_WHAT IS BEING ASKED_
Omit the pictures, please, and give each record below again exactly.

_Data entries_
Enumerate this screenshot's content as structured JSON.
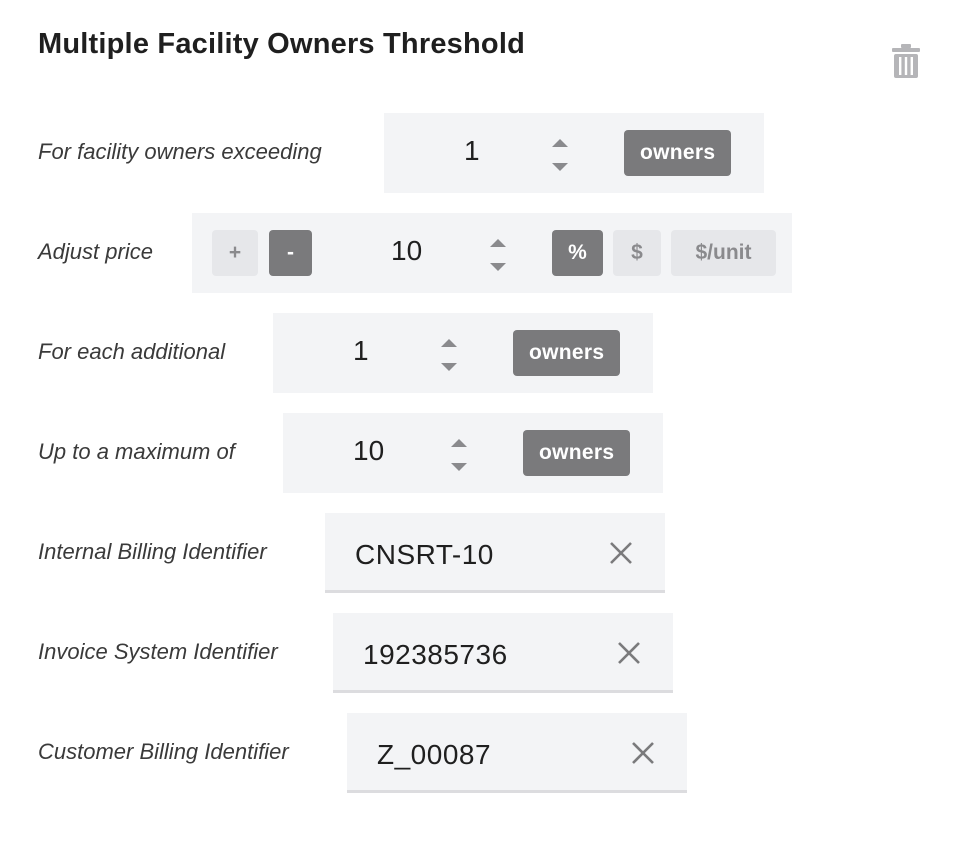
{
  "title": "Multiple Facility Owners Threshold",
  "icons": {
    "delete": "trash-icon",
    "spin": "spinner-arrows-icon",
    "clear": "close-icon"
  },
  "colors": {
    "panel_bg": "#f3f4f6",
    "active_tag": "#7a7a7c",
    "inactive_button": "#e6e7ea"
  },
  "exceeding": {
    "label": "For facility owners exceeding",
    "value": "1",
    "unit": "owners"
  },
  "adjust": {
    "label": "Adjust price",
    "plus": "+",
    "minus": "-",
    "value": "10",
    "percent": "%",
    "dollar": "$",
    "per_unit": "$/unit",
    "selected_sign": "-",
    "selected_mode": "%"
  },
  "additional": {
    "label": "For each additional",
    "value": "1",
    "unit": "owners"
  },
  "maximum": {
    "label": "Up to a maximum of",
    "value": "10",
    "unit": "owners"
  },
  "internal_billing": {
    "label": "Internal Billing Identifier",
    "value": "CNSRT-10"
  },
  "invoice_system": {
    "label": "Invoice System Identifier",
    "value": "192385736"
  },
  "customer_billing": {
    "label": "Customer Billing Identifier",
    "value": "Z_00087"
  }
}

_TASK RESULT_
Enumerate this screenshot's content as structured JSON.
{
  "title": "Multiple Facility Owners Threshold",
  "icons": {
    "delete": "trash-icon",
    "spin": "spinner-arrows-icon",
    "clear": "close-icon"
  },
  "colors": {
    "panel_bg": "#f3f4f6",
    "active_tag": "#7a7a7c",
    "inactive_button": "#e6e7ea"
  },
  "exceeding": {
    "label": "For facility owners exceeding",
    "value": "1",
    "unit": "owners"
  },
  "adjust": {
    "label": "Adjust price",
    "plus": "+",
    "minus": "-",
    "value": "10",
    "percent": "%",
    "dollar": "$",
    "per_unit": "$/unit",
    "selected_sign": "-",
    "selected_mode": "%"
  },
  "additional": {
    "label": "For each additional",
    "value": "1",
    "unit": "owners"
  },
  "maximum": {
    "label": "Up to a maximum of",
    "value": "10",
    "unit": "owners"
  },
  "internal_billing": {
    "label": "Internal Billing Identifier",
    "value": "CNSRT-10"
  },
  "invoice_system": {
    "label": "Invoice System Identifier",
    "value": "192385736"
  },
  "customer_billing": {
    "label": "Customer Billing Identifier",
    "value": "Z_00087"
  }
}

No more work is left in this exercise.